### What is required
Copy out every line that contains the word "投稿赚钱".
-- START OF Dataset excerpts --
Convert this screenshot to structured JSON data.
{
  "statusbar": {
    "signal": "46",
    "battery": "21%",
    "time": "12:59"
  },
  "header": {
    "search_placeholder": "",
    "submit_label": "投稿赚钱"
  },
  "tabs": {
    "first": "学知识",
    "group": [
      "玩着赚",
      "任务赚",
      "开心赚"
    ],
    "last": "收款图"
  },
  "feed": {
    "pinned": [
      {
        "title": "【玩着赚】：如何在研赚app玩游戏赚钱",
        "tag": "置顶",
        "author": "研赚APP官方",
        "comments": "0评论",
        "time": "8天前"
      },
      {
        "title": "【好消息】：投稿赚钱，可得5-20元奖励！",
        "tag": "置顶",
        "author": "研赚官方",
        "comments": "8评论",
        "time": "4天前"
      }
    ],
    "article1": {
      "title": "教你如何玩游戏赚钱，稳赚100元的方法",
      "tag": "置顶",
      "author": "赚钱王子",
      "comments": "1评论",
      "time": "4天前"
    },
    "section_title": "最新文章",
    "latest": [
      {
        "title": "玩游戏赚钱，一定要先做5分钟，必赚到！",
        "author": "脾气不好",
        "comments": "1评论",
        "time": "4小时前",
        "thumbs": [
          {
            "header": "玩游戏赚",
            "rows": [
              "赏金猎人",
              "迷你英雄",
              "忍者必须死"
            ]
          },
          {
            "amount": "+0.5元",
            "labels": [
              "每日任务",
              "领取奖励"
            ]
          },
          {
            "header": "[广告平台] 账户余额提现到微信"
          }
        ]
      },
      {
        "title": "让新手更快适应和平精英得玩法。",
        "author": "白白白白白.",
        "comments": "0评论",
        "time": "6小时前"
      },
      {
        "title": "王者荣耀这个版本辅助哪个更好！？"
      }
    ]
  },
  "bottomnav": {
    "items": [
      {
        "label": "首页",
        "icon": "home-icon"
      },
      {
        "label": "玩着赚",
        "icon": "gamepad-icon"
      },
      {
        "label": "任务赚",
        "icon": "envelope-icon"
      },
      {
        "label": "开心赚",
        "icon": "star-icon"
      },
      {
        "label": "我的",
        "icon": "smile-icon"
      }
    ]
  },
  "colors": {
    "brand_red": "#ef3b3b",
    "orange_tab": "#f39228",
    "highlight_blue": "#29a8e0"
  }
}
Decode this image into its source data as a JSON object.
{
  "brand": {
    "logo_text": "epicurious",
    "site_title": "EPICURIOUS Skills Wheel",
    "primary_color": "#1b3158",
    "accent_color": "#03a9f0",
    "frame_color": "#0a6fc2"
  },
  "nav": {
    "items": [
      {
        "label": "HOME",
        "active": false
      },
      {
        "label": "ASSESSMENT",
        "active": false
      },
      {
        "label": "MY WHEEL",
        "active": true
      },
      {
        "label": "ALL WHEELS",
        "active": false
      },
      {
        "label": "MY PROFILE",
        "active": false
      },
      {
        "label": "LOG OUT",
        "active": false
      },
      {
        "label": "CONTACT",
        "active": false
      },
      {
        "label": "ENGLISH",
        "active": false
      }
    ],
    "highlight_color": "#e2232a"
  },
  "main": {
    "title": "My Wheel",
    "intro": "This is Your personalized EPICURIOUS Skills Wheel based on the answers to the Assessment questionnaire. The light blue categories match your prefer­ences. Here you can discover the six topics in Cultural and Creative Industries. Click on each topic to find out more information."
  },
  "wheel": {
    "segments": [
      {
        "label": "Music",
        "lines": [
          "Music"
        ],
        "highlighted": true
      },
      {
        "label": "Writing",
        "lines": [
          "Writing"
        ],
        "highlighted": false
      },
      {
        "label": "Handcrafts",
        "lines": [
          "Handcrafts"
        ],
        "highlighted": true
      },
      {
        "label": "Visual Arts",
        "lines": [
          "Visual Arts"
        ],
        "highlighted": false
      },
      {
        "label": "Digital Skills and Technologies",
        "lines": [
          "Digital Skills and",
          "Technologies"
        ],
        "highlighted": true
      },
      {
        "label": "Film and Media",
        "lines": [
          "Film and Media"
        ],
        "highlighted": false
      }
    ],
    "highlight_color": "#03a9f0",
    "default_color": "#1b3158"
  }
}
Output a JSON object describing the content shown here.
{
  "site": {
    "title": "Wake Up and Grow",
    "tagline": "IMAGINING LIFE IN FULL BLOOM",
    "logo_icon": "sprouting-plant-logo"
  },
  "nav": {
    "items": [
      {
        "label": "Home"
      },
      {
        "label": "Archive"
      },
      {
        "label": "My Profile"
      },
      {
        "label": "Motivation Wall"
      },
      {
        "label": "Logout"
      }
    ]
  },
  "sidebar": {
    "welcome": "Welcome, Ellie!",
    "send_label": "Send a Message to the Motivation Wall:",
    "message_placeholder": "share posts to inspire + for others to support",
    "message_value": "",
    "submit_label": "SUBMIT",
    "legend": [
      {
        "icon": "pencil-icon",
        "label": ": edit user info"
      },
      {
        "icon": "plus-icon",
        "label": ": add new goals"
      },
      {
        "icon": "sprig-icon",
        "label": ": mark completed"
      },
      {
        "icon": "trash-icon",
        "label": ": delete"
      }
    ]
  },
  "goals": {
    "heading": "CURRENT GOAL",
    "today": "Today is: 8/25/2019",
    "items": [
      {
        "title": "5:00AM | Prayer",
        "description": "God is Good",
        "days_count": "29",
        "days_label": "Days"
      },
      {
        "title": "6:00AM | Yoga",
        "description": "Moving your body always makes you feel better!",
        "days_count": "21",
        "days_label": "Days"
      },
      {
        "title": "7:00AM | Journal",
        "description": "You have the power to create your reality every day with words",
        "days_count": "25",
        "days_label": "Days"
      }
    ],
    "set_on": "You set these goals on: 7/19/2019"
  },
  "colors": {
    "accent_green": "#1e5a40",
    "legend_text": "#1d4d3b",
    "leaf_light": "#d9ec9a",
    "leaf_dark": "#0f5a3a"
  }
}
-- END OF Dataset excerpts --
### Full output
    "submit_label": "投稿赚钱"
        "title": "【好消息】：投稿赚钱，可得5-20元奖励！",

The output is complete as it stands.